** Begin **

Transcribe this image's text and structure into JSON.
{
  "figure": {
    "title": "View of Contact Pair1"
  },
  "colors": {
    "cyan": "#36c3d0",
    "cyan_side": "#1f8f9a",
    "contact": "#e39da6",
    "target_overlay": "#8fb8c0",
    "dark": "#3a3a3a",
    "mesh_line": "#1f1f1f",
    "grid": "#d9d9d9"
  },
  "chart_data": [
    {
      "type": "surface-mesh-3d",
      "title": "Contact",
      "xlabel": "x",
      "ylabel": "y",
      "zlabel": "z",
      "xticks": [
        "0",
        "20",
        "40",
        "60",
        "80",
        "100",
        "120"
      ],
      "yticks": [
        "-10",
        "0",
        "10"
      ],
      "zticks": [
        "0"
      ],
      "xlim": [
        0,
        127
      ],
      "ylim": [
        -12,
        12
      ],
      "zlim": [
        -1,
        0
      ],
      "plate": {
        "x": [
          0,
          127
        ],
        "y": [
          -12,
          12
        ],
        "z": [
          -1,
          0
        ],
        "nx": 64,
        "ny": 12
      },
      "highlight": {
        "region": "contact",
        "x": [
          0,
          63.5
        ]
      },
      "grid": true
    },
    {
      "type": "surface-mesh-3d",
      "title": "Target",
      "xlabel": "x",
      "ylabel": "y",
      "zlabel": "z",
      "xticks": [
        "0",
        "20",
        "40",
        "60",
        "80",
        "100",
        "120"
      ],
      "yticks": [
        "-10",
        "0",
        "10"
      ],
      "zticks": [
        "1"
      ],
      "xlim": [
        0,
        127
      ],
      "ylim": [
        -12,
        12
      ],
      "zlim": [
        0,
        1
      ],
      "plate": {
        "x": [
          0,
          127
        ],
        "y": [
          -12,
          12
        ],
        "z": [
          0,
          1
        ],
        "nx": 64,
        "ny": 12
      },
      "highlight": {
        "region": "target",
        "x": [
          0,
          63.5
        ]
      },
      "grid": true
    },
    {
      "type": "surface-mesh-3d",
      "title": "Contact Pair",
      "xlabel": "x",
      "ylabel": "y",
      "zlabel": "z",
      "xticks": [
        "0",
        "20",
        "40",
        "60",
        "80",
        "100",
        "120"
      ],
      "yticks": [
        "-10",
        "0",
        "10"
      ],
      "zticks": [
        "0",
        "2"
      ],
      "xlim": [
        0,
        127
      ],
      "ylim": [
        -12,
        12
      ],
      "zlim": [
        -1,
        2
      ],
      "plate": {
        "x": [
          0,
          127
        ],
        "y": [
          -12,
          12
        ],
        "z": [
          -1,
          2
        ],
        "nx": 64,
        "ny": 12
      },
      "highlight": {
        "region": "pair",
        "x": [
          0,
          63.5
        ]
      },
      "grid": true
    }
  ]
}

** End **

Make an exact copy of the material above.

Transcribe this image's text and structure into JSON.
{
  "figure": {
    "title": "View of Contact Pair1"
  },
  "colors": {
    "cyan": "#36c3d0",
    "cyan_side": "#1f8f9a",
    "contact": "#e39da6",
    "target_overlay": "#8fb8c0",
    "dark": "#3a3a3a",
    "mesh_line": "#1f1f1f",
    "grid": "#d9d9d9"
  },
  "chart_data": [
    {
      "type": "surface-mesh-3d",
      "title": "Contact",
      "xlabel": "x",
      "ylabel": "y",
      "zlabel": "z",
      "xticks": [
        "0",
        "20",
        "40",
        "60",
        "80",
        "100",
        "120"
      ],
      "yticks": [
        "-10",
        "0",
        "10"
      ],
      "zticks": [
        "0"
      ],
      "xlim": [
        0,
        127
      ],
      "ylim": [
        -12,
        12
      ],
      "zlim": [
        -1,
        0
      ],
      "plate": {
        "x": [
          0,
          127
        ],
        "y": [
          -12,
          12
        ],
        "z": [
          -1,
          0
        ],
        "nx": 64,
        "ny": 12
      },
      "highlight": {
        "region": "contact",
        "x": [
          0,
          63.5
        ]
      },
      "grid": true
    },
    {
      "type": "surface-mesh-3d",
      "title": "Target",
      "xlabel": "x",
      "ylabel": "y",
      "zlabel": "z",
      "xticks": [
        "0",
        "20",
        "40",
        "60",
        "80",
        "100",
        "120"
      ],
      "yticks": [
        "-10",
        "0",
        "10"
      ],
      "zticks": [
        "1"
      ],
      "xlim": [
        0,
        127
      ],
      "ylim": [
        -12,
        12
      ],
      "zlim": [
        0,
        1
      ],
      "plate": {
        "x": [
          0,
          127
        ],
        "y": [
          -12,
          12
        ],
        "z": [
          0,
          1
        ],
        "nx": 64,
        "ny": 12
      },
      "highlight": {
        "region": "target",
        "x": [
          0,
          63.5
        ]
      },
      "grid": true
    },
    {
      "type": "surface-mesh-3d",
      "title": "Contact Pair",
      "xlabel": "x",
      "ylabel": "y",
      "zlabel": "z",
      "xticks": [
        "0",
        "20",
        "40",
        "60",
        "80",
        "100",
        "120"
      ],
      "yticks": [
        "-10",
        "0",
        "10"
      ],
      "zticks": [
        "0",
        "2"
      ],
      "xlim": [
        0,
        127
      ],
      "ylim": [
        -12,
        12
      ],
      "zlim": [
        -1,
        2
      ],
      "plate": {
        "x": [
          0,
          127
        ],
        "y": [
          -12,
          12
        ],
        "z": [
          -1,
          2
        ],
        "nx": 64,
        "ny": 12
      },
      "highlight": {
        "region": "pair",
        "x": [
          0,
          63.5
        ]
      },
      "grid": true
    }
  ]
}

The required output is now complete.